WHAT THIS TASK INVOLVES:
Every line in the listing is to be echoed verbatim.

Stored data entries:
==*==

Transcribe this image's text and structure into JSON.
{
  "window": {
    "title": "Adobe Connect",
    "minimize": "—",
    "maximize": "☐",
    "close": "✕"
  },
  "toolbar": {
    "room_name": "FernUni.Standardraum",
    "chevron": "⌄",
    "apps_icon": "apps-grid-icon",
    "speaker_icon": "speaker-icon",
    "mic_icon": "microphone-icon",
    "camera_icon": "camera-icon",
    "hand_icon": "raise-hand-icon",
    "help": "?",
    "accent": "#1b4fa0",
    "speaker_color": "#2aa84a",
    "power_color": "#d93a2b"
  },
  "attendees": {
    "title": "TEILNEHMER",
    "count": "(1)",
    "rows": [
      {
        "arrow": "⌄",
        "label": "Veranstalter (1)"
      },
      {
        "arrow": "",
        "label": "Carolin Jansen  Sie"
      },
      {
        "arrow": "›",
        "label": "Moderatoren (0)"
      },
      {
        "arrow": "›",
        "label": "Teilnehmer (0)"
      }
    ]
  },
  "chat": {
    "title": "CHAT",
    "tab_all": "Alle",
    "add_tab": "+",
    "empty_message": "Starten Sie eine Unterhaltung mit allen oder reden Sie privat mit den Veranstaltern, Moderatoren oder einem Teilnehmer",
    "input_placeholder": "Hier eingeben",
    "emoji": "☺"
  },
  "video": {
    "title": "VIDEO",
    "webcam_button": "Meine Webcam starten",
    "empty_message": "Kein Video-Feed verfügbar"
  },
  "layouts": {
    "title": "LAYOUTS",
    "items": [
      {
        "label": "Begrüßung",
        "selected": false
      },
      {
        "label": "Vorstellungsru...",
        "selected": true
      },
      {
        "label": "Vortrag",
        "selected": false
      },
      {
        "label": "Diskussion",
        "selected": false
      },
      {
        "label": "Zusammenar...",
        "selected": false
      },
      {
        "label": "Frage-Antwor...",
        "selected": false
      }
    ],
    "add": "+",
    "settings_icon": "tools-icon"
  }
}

==*==

COMPLETED TASK:
Transcribe this image's text and structure into JSON.
{
  "window": {
    "title": "Adobe Connect",
    "minimize": "—",
    "maximize": "☐",
    "close": "✕"
  },
  "toolbar": {
    "room_name": "FernUni.Standardraum",
    "chevron": "⌄",
    "apps_icon": "apps-grid-icon",
    "speaker_icon": "speaker-icon",
    "mic_icon": "microphone-icon",
    "camera_icon": "camera-icon",
    "hand_icon": "raise-hand-icon",
    "help": "?",
    "accent": "#1b4fa0",
    "speaker_color": "#2aa84a",
    "power_color": "#d93a2b"
  },
  "attendees": {
    "title": "TEILNEHMER",
    "count": "(1)",
    "rows": [
      {
        "arrow": "⌄",
        "label": "Veranstalter (1)"
      },
      {
        "arrow": "",
        "label": "Carolin Jansen  Sie"
      },
      {
        "arrow": "›",
        "label": "Moderatoren (0)"
      },
      {
        "arrow": "›",
        "label": "Teilnehmer (0)"
      }
    ]
  },
  "chat": {
    "title": "CHAT",
    "tab_all": "Alle",
    "add_tab": "+",
    "empty_message": "Starten Sie eine Unterhaltung mit allen oder reden Sie privat mit den Veranstaltern, Moderatoren oder einem Teilnehmer",
    "input_placeholder": "Hier eingeben",
    "emoji": "☺"
  },
  "video": {
    "title": "VIDEO",
    "webcam_button": "Meine Webcam starten",
    "empty_message": "Kein Video-Feed verfügbar"
  },
  "layouts": {
    "title": "LAYOUTS",
    "items": [
      {
        "label": "Begrüßung",
        "selected": false
      },
      {
        "label": "Vorstellungsru...",
        "selected": true
      },
      {
        "label": "Vortrag",
        "selected": false
      },
      {
        "label": "Diskussion",
        "selected": false
      },
      {
        "label": "Zusammenar...",
        "selected": false
      },
      {
        "label": "Frage-Antwor...",
        "selected": false
      }
    ],
    "add": "+",
    "settings_icon": "tools-icon"
  }
}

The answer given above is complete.